Task description -> Pick out and copy every line below that has the word "الأكبر".
Start Available data
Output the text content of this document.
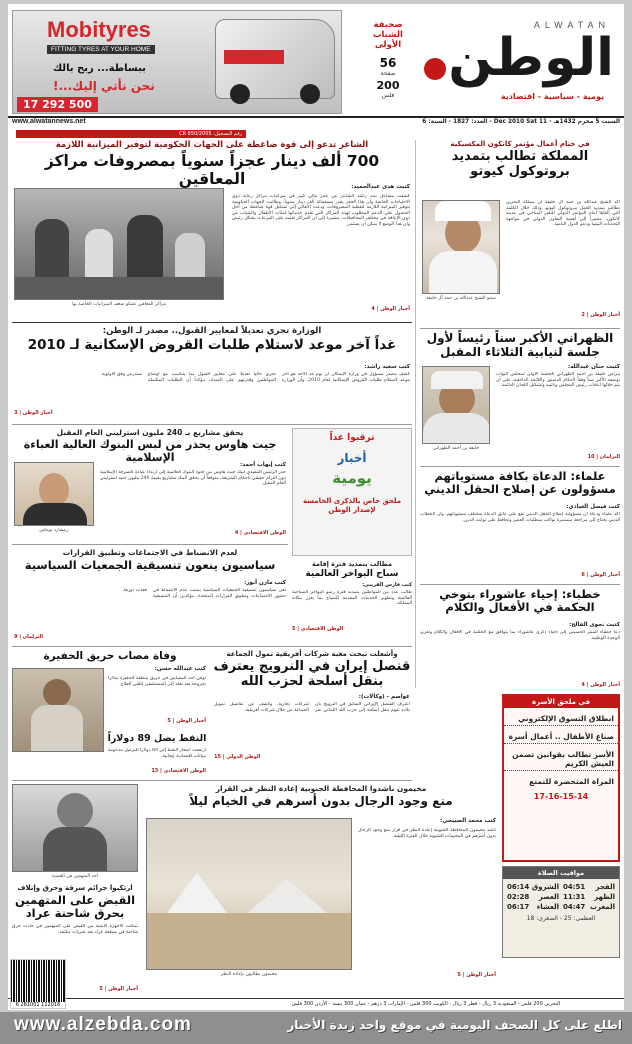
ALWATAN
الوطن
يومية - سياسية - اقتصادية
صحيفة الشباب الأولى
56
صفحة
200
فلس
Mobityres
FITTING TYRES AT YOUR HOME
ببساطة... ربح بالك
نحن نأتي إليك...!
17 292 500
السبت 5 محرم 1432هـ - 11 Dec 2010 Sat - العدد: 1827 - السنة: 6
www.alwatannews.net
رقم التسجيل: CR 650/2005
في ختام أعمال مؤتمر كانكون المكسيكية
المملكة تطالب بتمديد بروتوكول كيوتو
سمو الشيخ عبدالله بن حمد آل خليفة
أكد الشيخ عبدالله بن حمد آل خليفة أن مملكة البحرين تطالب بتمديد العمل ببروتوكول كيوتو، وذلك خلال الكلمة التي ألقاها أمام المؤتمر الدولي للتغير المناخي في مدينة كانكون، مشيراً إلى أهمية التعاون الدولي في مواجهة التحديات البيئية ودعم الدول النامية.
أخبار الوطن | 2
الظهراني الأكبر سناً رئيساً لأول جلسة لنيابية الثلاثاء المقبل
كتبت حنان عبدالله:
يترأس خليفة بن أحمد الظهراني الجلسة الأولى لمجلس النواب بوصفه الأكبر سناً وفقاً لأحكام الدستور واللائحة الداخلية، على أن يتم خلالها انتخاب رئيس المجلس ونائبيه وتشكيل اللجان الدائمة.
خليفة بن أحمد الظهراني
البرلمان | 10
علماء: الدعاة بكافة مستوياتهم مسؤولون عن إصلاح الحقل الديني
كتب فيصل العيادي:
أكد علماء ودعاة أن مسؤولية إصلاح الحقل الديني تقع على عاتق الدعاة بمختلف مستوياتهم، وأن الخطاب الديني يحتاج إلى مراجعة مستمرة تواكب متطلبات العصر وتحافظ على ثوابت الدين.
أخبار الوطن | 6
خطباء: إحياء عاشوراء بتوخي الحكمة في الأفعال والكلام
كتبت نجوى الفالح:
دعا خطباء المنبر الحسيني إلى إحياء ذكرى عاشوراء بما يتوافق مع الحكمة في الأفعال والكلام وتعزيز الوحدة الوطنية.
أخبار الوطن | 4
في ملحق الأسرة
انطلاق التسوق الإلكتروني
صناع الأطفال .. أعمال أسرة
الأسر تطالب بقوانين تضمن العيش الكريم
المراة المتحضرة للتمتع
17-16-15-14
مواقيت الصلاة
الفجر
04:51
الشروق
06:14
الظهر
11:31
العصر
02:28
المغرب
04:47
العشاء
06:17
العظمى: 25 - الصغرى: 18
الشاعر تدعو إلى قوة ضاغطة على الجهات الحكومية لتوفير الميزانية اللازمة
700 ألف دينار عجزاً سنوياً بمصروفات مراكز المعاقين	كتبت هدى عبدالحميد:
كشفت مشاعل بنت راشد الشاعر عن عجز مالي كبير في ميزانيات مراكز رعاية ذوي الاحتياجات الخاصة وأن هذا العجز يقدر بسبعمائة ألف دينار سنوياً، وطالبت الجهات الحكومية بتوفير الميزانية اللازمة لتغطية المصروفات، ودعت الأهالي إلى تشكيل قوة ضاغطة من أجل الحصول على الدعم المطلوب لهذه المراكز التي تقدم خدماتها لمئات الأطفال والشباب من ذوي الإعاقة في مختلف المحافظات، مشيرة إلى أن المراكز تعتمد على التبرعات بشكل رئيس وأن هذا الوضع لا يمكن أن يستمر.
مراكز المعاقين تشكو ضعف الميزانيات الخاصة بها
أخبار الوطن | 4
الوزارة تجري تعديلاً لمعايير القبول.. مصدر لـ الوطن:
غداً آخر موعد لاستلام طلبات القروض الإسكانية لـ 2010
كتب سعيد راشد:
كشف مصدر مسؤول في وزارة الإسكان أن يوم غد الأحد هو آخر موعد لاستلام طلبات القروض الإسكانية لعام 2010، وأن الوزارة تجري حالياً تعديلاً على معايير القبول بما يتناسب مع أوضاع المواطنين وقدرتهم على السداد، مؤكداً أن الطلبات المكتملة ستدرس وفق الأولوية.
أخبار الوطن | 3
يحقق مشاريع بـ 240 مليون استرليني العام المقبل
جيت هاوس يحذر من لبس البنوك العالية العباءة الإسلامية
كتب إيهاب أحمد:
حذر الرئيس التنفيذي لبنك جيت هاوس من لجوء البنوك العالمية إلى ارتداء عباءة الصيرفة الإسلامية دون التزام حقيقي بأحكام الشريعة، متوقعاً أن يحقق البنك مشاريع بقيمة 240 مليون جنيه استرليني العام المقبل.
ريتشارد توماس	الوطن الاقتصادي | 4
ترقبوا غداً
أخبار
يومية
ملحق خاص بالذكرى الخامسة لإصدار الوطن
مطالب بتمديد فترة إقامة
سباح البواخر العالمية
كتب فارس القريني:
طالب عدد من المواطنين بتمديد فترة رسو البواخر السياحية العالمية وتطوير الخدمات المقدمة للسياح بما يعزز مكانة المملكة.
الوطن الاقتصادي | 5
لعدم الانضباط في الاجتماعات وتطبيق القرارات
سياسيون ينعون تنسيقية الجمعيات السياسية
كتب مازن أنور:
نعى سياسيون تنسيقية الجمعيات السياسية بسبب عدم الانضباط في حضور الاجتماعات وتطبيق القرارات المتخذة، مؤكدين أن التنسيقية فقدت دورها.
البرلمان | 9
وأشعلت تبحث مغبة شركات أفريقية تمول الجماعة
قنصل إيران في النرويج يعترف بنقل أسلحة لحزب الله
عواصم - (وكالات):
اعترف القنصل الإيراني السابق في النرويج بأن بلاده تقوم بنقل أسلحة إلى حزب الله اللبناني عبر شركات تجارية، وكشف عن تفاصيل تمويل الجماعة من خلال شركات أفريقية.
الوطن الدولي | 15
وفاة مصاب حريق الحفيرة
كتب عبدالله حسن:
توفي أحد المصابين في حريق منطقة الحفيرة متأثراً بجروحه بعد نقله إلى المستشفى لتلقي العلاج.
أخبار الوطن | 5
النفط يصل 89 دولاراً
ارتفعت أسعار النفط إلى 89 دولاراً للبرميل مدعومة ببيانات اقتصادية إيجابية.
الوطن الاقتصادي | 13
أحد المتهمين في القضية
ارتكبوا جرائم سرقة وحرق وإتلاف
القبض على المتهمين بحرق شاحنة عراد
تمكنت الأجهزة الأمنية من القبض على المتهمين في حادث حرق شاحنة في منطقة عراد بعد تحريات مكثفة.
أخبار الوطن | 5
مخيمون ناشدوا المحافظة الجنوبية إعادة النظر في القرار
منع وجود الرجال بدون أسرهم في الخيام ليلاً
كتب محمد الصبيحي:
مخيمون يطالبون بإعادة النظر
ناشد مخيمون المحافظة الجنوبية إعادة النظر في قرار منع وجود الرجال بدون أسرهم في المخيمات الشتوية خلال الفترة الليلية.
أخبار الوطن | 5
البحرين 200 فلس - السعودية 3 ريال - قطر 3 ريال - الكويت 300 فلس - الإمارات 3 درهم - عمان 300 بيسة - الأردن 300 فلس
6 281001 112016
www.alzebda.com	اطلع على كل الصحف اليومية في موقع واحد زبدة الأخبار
End Available data
Start Available data
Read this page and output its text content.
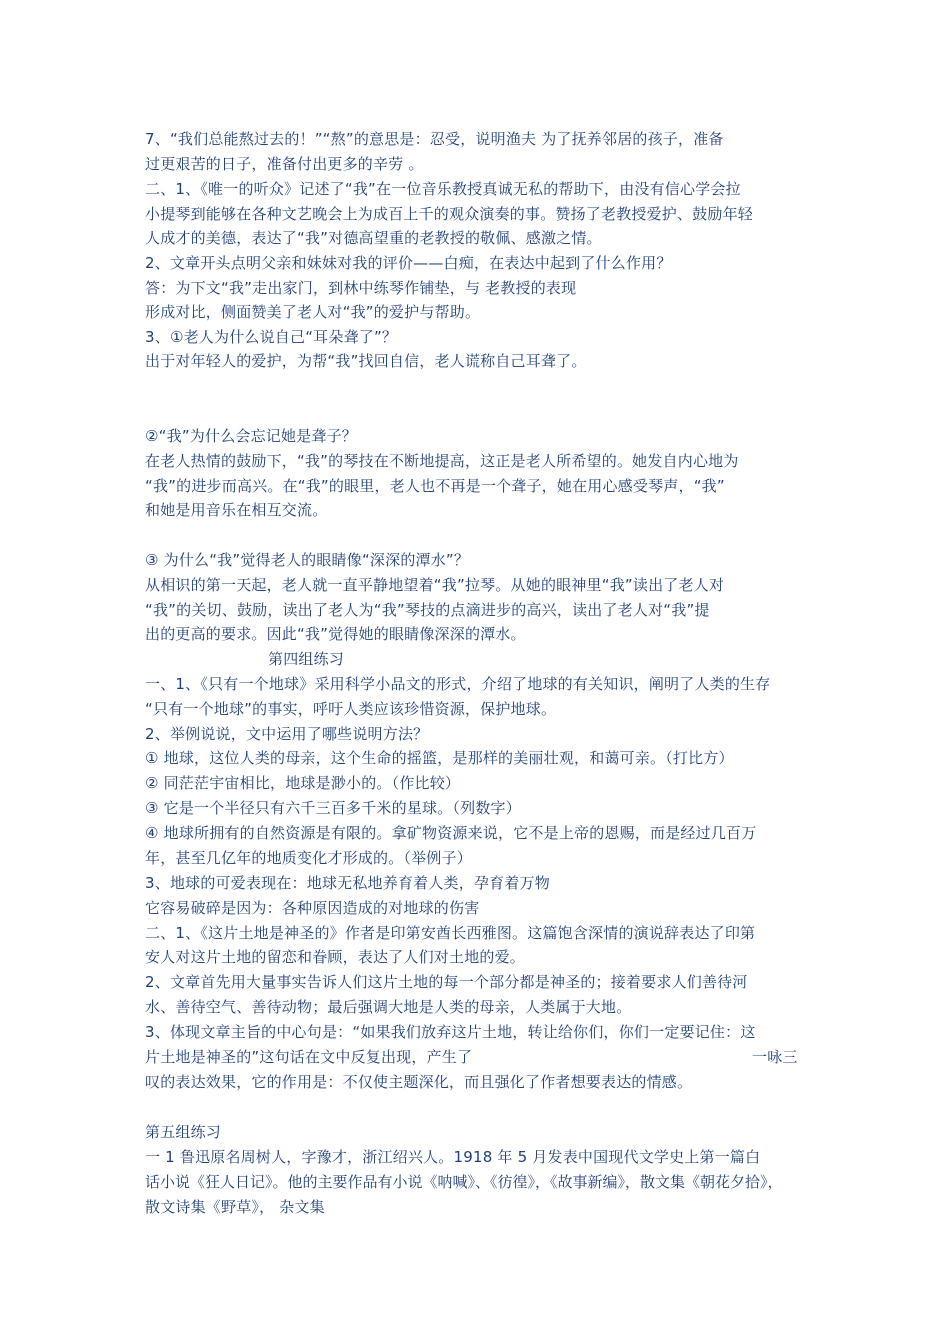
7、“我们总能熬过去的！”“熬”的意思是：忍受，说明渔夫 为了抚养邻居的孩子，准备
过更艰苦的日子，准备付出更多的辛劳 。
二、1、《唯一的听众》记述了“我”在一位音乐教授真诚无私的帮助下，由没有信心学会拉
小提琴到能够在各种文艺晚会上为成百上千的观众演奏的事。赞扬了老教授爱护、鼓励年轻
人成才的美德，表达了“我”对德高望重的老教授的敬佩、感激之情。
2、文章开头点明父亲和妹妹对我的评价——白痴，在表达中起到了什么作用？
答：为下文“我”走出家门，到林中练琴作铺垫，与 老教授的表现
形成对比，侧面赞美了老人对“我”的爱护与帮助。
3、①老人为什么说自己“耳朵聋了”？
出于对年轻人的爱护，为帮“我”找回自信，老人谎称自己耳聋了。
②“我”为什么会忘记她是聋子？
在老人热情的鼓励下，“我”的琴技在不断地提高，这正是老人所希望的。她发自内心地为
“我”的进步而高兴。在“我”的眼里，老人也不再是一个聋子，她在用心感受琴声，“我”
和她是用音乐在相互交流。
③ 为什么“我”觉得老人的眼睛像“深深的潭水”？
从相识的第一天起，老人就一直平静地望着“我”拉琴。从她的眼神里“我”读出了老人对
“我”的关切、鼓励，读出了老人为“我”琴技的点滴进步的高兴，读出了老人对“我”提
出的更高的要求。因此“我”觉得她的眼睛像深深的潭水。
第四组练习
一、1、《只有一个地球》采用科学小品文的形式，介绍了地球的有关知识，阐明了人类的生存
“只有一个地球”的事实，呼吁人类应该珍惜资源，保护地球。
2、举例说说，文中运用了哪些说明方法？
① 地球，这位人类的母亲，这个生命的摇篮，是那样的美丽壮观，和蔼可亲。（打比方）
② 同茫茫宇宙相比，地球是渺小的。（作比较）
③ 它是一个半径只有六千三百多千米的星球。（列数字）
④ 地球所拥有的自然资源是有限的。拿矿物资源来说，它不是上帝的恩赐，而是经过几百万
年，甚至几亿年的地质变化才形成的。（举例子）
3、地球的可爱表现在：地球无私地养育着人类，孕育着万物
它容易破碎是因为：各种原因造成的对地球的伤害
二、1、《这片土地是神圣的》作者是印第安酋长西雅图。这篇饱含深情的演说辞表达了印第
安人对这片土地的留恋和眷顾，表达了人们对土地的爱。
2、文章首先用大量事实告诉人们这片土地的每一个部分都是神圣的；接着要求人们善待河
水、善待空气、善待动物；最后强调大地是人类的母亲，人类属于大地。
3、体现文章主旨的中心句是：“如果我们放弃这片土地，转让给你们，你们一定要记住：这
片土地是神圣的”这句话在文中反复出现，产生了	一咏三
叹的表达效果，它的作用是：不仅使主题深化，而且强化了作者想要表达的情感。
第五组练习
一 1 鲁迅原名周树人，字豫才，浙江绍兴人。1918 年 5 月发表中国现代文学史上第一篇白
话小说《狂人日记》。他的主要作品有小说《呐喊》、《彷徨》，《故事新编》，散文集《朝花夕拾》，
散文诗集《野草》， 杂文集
End Available data
Result ->
الظهراني الأكبر سناً رئيساً لأول جلسة لنيابية الثلاثاء المقبل
يترأس خليفة بن أحمد الظهراني الجلسة الأولى لمجلس النواب بوصفه الأكبر سناً وفقاً لأحكام الدستور واللائحة الداخلية، على أن يتم خلالها انتخاب رئيس المجلس ونائبيه وتشكيل اللجان الدائمة.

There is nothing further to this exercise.